__Task details__:
Return each line containing "structured".

━━━ Data shown

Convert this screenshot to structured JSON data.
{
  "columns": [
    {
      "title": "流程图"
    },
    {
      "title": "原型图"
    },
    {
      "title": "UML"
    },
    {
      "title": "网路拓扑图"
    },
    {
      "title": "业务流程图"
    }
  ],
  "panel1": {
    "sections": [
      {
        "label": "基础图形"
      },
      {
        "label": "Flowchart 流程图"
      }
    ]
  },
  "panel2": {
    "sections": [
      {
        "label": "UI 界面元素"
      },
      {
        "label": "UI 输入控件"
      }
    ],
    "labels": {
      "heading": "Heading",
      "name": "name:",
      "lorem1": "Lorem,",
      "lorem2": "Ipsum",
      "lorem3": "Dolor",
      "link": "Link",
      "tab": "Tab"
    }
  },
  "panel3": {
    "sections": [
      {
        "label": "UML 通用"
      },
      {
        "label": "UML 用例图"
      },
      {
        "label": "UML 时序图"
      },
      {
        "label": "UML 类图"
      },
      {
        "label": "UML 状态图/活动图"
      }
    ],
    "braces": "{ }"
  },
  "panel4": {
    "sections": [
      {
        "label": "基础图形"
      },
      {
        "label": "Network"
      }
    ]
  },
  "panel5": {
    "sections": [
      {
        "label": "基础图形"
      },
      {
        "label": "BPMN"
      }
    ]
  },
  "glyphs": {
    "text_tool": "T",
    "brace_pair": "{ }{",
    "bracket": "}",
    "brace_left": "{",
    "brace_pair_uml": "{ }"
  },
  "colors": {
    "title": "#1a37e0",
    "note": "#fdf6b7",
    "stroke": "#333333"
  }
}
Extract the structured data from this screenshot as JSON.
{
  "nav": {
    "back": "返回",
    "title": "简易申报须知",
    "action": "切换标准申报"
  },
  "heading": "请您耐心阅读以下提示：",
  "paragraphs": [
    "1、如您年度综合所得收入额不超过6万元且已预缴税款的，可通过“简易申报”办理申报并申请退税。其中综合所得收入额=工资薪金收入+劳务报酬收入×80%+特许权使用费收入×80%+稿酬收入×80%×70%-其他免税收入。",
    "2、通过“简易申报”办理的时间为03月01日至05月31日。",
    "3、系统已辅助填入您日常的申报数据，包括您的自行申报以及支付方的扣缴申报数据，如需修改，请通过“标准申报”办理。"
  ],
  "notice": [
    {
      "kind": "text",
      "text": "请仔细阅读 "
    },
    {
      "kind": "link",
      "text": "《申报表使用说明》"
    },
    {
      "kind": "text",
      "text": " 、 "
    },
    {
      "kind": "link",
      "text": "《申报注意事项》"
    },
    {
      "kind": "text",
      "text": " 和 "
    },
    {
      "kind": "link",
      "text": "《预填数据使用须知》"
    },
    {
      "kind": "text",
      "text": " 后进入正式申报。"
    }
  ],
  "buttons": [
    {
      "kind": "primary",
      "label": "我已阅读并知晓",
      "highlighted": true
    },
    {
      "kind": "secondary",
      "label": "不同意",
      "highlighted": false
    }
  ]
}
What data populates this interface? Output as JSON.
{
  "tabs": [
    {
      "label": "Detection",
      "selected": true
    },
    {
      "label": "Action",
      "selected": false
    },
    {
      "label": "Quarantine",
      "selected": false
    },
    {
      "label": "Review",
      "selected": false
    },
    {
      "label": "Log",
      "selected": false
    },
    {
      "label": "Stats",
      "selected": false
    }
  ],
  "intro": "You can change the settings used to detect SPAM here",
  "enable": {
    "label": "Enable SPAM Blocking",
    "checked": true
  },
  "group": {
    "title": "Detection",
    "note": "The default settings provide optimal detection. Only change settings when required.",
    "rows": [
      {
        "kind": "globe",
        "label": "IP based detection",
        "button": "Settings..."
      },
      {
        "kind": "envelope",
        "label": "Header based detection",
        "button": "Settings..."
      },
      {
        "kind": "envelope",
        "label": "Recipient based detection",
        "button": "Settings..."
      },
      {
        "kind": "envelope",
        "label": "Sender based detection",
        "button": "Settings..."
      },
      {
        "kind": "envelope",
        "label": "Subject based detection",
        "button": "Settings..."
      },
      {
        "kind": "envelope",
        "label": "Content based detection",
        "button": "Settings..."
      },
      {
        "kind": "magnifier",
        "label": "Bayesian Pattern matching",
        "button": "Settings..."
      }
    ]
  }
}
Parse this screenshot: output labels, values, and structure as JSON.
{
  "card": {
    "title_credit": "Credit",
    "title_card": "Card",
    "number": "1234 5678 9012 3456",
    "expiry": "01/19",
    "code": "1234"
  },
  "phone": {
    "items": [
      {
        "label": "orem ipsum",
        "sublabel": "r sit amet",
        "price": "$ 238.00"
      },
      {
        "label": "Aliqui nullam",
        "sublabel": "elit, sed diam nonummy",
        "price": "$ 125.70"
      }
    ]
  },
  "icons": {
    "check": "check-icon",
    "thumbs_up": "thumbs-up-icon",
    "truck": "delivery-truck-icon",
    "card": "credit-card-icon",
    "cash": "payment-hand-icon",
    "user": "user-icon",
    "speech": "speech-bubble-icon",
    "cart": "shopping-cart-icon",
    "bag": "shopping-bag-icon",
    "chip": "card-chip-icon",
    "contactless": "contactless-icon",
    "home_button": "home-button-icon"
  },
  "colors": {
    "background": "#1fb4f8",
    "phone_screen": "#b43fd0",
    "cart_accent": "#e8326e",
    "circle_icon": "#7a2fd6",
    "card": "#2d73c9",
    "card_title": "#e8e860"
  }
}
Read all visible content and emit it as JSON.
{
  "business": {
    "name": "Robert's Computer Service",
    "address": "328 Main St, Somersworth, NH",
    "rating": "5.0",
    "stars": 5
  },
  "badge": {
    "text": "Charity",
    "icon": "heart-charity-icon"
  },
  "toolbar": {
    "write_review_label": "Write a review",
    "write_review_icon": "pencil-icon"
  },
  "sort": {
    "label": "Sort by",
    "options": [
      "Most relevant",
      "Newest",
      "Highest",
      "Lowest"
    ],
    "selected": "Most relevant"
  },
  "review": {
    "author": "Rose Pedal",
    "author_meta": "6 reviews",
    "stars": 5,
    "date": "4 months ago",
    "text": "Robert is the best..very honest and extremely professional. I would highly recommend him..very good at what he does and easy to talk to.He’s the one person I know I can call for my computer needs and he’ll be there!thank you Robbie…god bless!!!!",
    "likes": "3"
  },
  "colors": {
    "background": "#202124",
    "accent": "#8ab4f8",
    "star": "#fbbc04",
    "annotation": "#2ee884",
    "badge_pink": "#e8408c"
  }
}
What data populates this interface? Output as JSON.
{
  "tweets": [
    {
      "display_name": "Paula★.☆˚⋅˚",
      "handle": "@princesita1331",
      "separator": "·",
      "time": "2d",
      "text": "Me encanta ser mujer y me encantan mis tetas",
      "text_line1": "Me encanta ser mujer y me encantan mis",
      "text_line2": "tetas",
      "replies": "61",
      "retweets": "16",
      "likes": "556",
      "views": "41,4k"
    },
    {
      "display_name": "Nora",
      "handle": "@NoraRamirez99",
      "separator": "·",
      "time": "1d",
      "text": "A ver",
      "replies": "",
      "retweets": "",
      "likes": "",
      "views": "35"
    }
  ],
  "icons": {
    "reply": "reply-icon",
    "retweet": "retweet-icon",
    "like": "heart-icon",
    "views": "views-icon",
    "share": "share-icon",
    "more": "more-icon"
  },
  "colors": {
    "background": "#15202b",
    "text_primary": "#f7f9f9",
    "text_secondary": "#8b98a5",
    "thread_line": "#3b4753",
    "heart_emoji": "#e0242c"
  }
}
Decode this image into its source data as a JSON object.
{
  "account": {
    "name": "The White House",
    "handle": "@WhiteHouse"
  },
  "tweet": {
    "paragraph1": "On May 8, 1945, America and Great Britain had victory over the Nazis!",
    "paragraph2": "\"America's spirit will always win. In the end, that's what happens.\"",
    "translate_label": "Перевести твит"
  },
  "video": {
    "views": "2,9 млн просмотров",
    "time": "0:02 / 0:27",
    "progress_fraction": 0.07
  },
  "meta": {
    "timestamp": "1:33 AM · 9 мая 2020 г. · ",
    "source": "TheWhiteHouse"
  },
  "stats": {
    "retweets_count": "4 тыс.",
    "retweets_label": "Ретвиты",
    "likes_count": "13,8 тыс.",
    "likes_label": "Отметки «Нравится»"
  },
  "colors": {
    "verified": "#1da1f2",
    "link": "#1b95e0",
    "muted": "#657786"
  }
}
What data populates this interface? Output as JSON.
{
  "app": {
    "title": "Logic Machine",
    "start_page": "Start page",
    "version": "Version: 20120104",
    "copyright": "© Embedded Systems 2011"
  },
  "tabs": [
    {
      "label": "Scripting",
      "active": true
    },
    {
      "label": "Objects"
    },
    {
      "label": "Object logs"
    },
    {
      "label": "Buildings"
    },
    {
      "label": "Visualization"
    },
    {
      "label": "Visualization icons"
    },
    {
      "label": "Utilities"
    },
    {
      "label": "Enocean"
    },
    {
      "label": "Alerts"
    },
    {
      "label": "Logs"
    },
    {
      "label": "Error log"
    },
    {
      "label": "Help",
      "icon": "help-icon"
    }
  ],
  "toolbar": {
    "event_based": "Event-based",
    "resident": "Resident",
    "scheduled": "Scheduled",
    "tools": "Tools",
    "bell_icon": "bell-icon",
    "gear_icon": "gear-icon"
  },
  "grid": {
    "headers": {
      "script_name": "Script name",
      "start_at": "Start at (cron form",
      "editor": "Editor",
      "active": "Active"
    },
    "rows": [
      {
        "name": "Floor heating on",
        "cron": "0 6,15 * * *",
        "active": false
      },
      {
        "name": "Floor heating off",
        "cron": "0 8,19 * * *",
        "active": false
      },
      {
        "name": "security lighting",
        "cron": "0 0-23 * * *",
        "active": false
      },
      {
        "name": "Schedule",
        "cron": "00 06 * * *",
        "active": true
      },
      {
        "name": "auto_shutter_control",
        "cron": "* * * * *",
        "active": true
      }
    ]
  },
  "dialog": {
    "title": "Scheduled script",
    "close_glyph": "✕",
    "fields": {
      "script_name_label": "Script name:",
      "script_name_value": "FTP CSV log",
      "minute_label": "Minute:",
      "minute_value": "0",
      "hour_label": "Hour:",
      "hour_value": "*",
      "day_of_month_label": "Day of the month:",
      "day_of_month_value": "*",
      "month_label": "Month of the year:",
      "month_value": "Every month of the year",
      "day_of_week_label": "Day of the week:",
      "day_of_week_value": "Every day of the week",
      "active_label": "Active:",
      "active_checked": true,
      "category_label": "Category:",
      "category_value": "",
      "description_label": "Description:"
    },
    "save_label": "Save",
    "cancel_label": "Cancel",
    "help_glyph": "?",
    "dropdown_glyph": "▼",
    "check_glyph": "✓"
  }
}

━━━━━━

__Reply__:
Convert this screenshot to structured JSON data.
Extract the structured data from this screenshot as JSON.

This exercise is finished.